Raw records:
──────

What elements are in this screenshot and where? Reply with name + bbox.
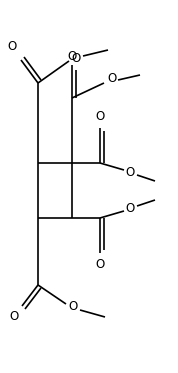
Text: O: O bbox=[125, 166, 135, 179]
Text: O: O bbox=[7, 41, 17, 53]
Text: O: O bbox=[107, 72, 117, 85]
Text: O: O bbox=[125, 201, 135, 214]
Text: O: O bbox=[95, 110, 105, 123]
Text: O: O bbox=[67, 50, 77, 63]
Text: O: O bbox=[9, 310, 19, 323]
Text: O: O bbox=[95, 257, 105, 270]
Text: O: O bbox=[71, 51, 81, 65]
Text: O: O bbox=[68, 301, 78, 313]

──────

→ Instructions to follow
Convert the lines from the one containing "Text: O: O bbox=[125, 166, 135, 179]" through the last line of the items, inclusive, into a JSON list of strings with one string per line and no blank lines.

→ Answer to this exercise
[
  "Text: O: O bbox=[125, 166, 135, 179]",
  "Text: O: O bbox=[7, 41, 17, 53]",
  "Text: O: O bbox=[107, 72, 117, 85]",
  "Text: O: O bbox=[125, 201, 135, 214]",
  "Text: O: O bbox=[95, 110, 105, 123]",
  "Text: O: O bbox=[67, 50, 77, 63]",
  "Text: O: O bbox=[9, 310, 19, 323]",
  "Text: O: O bbox=[95, 257, 105, 270]",
  "Text: O: O bbox=[71, 51, 81, 65]",
  "Text: O: O bbox=[68, 301, 78, 313]"
]